_Saved entries_
/---

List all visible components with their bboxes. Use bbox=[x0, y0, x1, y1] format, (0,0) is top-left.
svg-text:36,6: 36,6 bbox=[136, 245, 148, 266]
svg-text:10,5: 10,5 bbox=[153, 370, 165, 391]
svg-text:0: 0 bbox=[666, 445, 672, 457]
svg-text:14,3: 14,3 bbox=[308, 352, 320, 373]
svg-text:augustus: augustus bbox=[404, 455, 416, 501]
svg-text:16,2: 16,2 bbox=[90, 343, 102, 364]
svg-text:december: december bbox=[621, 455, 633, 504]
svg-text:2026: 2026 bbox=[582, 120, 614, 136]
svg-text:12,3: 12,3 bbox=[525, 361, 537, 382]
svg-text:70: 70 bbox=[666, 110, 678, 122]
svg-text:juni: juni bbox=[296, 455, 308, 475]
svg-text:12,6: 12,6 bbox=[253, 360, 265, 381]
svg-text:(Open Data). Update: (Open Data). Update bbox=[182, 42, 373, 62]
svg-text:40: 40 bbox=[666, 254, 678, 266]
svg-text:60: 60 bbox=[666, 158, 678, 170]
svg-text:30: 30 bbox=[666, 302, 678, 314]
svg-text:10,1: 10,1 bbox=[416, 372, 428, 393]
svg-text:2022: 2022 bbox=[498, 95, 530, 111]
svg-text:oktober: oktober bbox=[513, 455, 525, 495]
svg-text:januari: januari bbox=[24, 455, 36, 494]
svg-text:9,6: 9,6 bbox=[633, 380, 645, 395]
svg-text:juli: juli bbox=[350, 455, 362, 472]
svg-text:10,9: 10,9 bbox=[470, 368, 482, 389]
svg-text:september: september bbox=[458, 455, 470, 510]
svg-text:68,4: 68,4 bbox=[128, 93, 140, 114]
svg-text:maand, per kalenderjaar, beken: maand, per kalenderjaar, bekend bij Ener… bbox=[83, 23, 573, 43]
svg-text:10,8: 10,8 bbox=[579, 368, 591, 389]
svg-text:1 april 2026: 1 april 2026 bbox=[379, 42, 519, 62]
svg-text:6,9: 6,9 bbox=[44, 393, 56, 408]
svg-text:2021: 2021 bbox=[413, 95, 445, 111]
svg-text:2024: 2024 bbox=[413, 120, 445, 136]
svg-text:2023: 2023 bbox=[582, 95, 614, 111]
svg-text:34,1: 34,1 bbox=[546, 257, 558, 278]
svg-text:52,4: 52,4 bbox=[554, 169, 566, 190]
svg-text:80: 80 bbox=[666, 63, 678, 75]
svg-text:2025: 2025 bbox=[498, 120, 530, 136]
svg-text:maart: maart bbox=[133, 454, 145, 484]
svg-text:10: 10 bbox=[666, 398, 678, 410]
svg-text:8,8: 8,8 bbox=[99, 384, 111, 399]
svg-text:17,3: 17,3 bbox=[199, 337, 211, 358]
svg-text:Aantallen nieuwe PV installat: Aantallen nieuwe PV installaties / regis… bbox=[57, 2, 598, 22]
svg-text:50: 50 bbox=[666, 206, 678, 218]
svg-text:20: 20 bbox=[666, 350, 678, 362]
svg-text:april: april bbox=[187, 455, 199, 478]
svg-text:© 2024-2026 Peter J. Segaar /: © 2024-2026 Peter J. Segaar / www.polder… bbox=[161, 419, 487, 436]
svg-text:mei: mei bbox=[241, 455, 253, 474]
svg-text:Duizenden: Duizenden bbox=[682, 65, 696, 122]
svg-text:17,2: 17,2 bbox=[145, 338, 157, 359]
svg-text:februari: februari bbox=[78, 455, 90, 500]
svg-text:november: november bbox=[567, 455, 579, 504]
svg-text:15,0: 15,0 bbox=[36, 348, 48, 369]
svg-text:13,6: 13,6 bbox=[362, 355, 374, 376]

\---

_Instruction_
Quote every line of the records above verbatim, keeping their original order.

_Response to this exercise_
List all visible components with their bboxes. Use bbox=[x0, y0, x1, y1] format, (0,0) is top-left.
svg-text:36,6: 36,6 bbox=[136, 245, 148, 266]
svg-text:10,5: 10,5 bbox=[153, 370, 165, 391]
svg-text:0: 0 bbox=[666, 445, 672, 457]
svg-text:14,3: 14,3 bbox=[308, 352, 320, 373]
svg-text:augustus: augustus bbox=[404, 455, 416, 501]
svg-text:16,2: 16,2 bbox=[90, 343, 102, 364]
svg-text:december: december bbox=[621, 455, 633, 504]
svg-text:2026: 2026 bbox=[582, 120, 614, 136]
svg-text:12,3: 12,3 bbox=[525, 361, 537, 382]
svg-text:70: 70 bbox=[666, 110, 678, 122]
svg-text:juni: juni bbox=[296, 455, 308, 475]
svg-text:12,6: 12,6 bbox=[253, 360, 265, 381]
svg-text:(Open Data). Update: (Open Data). Update bbox=[182, 42, 373, 62]
svg-text:40: 40 bbox=[666, 254, 678, 266]
svg-text:60: 60 bbox=[666, 158, 678, 170]
svg-text:30: 30 bbox=[666, 302, 678, 314]
svg-text:10,1: 10,1 bbox=[416, 372, 428, 393]
svg-text:2022: 2022 bbox=[498, 95, 530, 111]
svg-text:oktober: oktober bbox=[513, 455, 525, 495]
svg-text:januari: januari bbox=[24, 455, 36, 494]
svg-text:9,6: 9,6 bbox=[633, 380, 645, 395]
svg-text:juli: juli bbox=[350, 455, 362, 472]
svg-text:10,9: 10,9 bbox=[470, 368, 482, 389]
svg-text:september: september bbox=[458, 455, 470, 510]
svg-text:68,4: 68,4 bbox=[128, 93, 140, 114]
svg-text:maand, per kalenderjaar, beken: maand, per kalenderjaar, bekend bij Ener… bbox=[83, 23, 573, 43]
svg-text:10,8: 10,8 bbox=[579, 368, 591, 389]
svg-text:1 april 2026: 1 april 2026 bbox=[379, 42, 519, 62]
svg-text:6,9: 6,9 bbox=[44, 393, 56, 408]
svg-text:2021: 2021 bbox=[413, 95, 445, 111]
svg-text:2024: 2024 bbox=[413, 120, 445, 136]
svg-text:2023: 2023 bbox=[582, 95, 614, 111]
svg-text:34,1: 34,1 bbox=[546, 257, 558, 278]
svg-text:52,4: 52,4 bbox=[554, 169, 566, 190]
svg-text:80: 80 bbox=[666, 63, 678, 75]
svg-text:2025: 2025 bbox=[498, 120, 530, 136]
svg-text:maart: maart bbox=[133, 454, 145, 484]
svg-text:10: 10 bbox=[666, 398, 678, 410]
svg-text:8,8: 8,8 bbox=[99, 384, 111, 399]
svg-text:17,3: 17,3 bbox=[199, 337, 211, 358]
svg-text:Aantallen nieuwe PV installat: Aantallen nieuwe PV installaties / regis… bbox=[57, 2, 598, 22]
svg-text:50: 50 bbox=[666, 206, 678, 218]
svg-text:20: 20 bbox=[666, 350, 678, 362]
svg-text:april: april bbox=[187, 455, 199, 478]
svg-text:© 2024-2026 Peter J. Segaar /: © 2024-2026 Peter J. Segaar / www.polder… bbox=[161, 419, 487, 436]
svg-text:mei: mei bbox=[241, 455, 253, 474]
svg-text:Duizenden: Duizenden bbox=[682, 65, 696, 122]
svg-text:17,2: 17,2 bbox=[145, 338, 157, 359]
svg-text:februari: februari bbox=[78, 455, 90, 500]
svg-text:november: november bbox=[567, 455, 579, 504]
svg-text:15,0: 15,0 bbox=[36, 348, 48, 369]
svg-text:13,6: 13,6 bbox=[362, 355, 374, 376]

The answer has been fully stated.